** start Supplied entries **

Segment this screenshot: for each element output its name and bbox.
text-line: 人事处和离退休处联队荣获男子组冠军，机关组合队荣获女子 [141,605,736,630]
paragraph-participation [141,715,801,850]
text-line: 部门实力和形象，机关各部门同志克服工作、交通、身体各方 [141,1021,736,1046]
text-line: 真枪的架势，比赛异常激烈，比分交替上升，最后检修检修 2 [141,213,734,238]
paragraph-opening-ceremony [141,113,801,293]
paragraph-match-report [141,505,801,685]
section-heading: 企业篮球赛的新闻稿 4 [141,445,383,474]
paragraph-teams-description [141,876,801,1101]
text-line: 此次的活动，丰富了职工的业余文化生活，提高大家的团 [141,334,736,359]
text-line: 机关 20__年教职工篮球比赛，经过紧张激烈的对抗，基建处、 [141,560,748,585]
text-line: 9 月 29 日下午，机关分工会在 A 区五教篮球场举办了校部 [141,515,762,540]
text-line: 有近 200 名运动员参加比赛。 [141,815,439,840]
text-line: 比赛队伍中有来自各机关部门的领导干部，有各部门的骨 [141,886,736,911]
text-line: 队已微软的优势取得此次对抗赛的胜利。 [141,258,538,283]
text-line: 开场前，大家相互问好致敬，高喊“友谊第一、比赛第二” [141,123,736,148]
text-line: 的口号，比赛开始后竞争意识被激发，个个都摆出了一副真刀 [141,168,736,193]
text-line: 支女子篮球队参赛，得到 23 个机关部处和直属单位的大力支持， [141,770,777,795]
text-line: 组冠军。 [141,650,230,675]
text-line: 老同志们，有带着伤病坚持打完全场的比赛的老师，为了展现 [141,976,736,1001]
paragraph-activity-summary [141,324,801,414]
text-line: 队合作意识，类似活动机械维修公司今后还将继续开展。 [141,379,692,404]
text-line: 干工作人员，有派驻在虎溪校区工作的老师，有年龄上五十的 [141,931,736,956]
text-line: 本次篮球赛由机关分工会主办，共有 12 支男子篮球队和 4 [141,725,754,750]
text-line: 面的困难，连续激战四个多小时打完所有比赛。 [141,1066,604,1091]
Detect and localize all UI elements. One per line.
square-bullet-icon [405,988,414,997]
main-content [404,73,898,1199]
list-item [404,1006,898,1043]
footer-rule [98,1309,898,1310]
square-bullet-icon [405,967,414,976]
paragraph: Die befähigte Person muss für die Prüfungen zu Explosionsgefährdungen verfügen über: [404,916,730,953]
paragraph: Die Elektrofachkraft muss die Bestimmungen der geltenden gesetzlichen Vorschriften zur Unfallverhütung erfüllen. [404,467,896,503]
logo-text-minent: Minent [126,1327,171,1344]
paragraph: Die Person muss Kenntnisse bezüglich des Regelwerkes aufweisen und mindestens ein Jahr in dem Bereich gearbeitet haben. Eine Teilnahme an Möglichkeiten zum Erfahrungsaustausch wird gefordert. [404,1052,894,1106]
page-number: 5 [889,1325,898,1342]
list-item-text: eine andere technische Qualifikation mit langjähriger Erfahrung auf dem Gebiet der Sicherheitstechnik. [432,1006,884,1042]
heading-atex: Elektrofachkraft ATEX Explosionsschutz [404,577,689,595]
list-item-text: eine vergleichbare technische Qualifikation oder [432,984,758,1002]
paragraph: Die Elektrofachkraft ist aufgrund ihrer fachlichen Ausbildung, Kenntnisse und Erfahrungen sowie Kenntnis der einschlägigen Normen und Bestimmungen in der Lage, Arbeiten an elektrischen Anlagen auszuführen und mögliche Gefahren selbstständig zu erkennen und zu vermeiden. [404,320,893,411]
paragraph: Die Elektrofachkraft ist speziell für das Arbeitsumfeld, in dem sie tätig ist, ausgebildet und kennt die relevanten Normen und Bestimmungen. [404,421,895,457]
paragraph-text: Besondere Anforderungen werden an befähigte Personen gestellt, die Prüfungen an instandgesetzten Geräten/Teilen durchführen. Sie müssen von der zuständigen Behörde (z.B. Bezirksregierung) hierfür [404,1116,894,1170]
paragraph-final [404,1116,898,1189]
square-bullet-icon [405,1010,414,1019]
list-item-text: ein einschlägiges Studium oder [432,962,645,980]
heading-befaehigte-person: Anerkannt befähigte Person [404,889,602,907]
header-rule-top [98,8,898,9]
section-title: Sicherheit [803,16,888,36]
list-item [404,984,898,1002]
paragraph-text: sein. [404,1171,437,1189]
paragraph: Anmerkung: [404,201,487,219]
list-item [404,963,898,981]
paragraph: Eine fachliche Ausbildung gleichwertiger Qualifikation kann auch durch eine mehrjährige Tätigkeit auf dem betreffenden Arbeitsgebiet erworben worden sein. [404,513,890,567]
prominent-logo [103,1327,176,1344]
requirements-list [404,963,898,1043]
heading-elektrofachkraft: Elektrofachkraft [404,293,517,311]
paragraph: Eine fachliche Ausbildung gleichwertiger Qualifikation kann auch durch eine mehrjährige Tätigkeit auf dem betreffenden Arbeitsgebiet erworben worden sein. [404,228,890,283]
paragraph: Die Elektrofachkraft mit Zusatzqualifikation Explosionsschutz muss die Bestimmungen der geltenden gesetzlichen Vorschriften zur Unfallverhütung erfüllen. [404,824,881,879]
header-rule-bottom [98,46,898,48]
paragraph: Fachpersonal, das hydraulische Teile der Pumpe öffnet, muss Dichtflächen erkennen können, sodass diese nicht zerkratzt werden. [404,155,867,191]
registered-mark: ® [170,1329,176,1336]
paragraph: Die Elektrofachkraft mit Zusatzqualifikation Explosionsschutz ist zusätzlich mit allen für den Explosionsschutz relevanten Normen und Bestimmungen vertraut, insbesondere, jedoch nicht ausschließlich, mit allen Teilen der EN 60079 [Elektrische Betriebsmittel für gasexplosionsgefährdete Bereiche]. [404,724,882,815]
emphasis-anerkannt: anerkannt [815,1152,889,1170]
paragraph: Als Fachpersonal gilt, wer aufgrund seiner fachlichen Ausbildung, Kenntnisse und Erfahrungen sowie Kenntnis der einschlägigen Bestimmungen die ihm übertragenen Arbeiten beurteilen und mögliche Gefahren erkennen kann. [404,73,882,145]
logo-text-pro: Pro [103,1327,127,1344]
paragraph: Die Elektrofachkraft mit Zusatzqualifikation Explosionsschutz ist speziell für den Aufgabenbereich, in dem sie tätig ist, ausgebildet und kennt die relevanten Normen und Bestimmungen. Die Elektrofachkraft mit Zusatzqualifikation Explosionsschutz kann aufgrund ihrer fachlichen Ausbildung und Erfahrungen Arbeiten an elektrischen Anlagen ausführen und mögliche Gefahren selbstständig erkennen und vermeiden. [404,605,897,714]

** end Supplied entries **

**To be done**. Rewrite the records from their first line down to and including the line that contains "paragraph-teams-description [141,876,801,1101]" as a numbered list, leaving out any blank lines.

**Result of this exercise**.
1. Segment this screenshot: for each element output its name and bbox.
2. text-line: 人事处和离退休处联队荣获男子组冠军，机关组合队荣获女子 [141,605,736,630]
3. paragraph-participation [141,715,801,850]
4. text-line: 部门实力和形象，机关各部门同志克服工作、交通、身体各方 [141,1021,736,1046]
5. text-line: 真枪的架势，比赛异常激烈，比分交替上升，最后检修检修 2 [141,213,734,238]
6. paragraph-opening-ceremony [141,113,801,293]
7. paragraph-match-report [141,505,801,685]
8. section-heading: 企业篮球赛的新闻稿 4 [141,445,383,474]
9. paragraph-teams-description [141,876,801,1101]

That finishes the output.